-- BEGIN SUPPLIED MATERIAL --
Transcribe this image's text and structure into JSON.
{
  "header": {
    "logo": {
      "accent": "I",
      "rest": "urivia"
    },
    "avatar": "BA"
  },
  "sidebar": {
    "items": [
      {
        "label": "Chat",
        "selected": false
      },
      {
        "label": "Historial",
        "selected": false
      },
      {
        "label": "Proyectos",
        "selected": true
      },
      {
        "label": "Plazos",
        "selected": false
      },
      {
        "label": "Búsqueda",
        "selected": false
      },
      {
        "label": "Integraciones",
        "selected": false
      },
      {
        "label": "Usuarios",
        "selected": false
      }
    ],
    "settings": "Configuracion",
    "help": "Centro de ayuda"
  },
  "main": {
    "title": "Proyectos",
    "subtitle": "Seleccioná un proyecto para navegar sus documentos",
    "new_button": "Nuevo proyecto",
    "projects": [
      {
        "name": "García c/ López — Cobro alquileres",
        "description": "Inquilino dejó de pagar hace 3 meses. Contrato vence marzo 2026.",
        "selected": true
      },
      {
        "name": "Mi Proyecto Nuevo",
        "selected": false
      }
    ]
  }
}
-- END SUPPLIED MATERIAL --
• THE EXERCISE:
From the entries, report each line that includes the word "Nuevo".

• THE SOLUTION:
    "new_button": "Nuevo proyecto",
        "name": "Mi Proyecto Nuevo",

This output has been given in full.